[Begin Listed records]

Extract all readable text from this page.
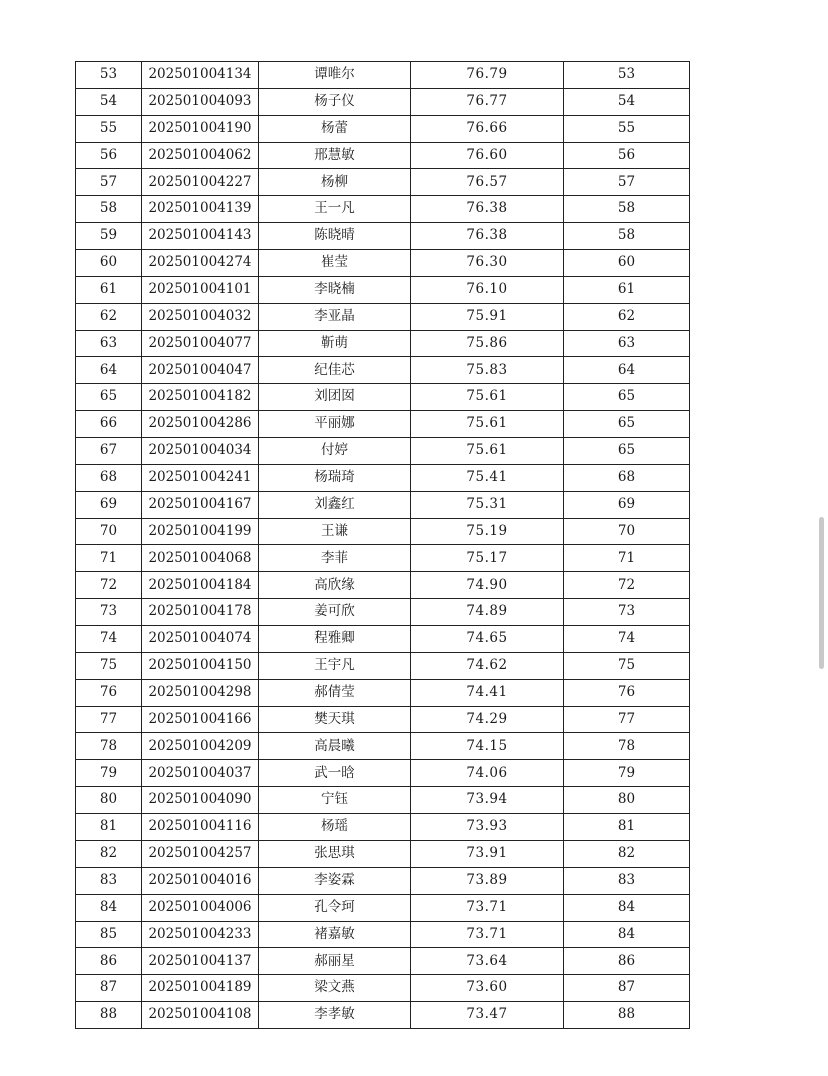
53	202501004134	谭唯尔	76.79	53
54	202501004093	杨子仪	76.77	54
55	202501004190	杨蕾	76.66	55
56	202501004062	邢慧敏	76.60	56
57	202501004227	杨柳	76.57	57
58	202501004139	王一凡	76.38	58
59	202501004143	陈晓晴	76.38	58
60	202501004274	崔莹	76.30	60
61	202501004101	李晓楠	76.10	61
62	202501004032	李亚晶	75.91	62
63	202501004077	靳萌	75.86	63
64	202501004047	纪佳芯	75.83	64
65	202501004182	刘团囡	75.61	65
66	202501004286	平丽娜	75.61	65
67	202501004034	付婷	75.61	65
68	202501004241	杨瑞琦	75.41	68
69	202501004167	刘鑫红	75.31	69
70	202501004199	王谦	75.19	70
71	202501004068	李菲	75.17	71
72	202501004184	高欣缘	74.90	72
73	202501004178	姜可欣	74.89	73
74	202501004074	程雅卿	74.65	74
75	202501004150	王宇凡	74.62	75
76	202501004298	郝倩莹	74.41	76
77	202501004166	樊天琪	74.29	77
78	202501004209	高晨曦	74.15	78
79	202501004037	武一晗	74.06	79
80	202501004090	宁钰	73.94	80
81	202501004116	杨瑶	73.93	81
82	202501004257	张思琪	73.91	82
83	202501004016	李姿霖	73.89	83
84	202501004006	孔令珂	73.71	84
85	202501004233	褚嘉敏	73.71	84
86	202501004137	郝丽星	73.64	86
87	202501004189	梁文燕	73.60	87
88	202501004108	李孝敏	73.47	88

[End Listed records]

● **Task prompt**: Print each of the records above exactly as written, leaving no picture in the copy.

● **Task answer**:
Extract all readable text from this page.
53	202501004134	谭唯尔	76.79	53
54	202501004093	杨子仪	76.77	54
55	202501004190	杨蕾	76.66	55
56	202501004062	邢慧敏	76.60	56
57	202501004227	杨柳	76.57	57
58	202501004139	王一凡	76.38	58
59	202501004143	陈晓晴	76.38	58
60	202501004274	崔莹	76.30	60
61	202501004101	李晓楠	76.10	61
62	202501004032	李亚晶	75.91	62
63	202501004077	靳萌	75.86	63
64	202501004047	纪佳芯	75.83	64
65	202501004182	刘团囡	75.61	65
66	202501004286	平丽娜	75.61	65
67	202501004034	付婷	75.61	65
68	202501004241	杨瑞琦	75.41	68
69	202501004167	刘鑫红	75.31	69
70	202501004199	王谦	75.19	70
71	202501004068	李菲	75.17	71
72	202501004184	高欣缘	74.90	72
73	202501004178	姜可欣	74.89	73
74	202501004074	程雅卿	74.65	74
75	202501004150	王宇凡	74.62	75
76	202501004298	郝倩莹	74.41	76
77	202501004166	樊天琪	74.29	77
78	202501004209	高晨曦	74.15	78
79	202501004037	武一晗	74.06	79
80	202501004090	宁钰	73.94	80
81	202501004116	杨瑶	73.93	81
82	202501004257	张思琪	73.91	82
83	202501004016	李姿霖	73.89	83
84	202501004006	孔令珂	73.71	84
85	202501004233	褚嘉敏	73.71	84
86	202501004137	郝丽星	73.64	86
87	202501004189	梁文燕	73.60	87
88	202501004108	李孝敏	73.47	88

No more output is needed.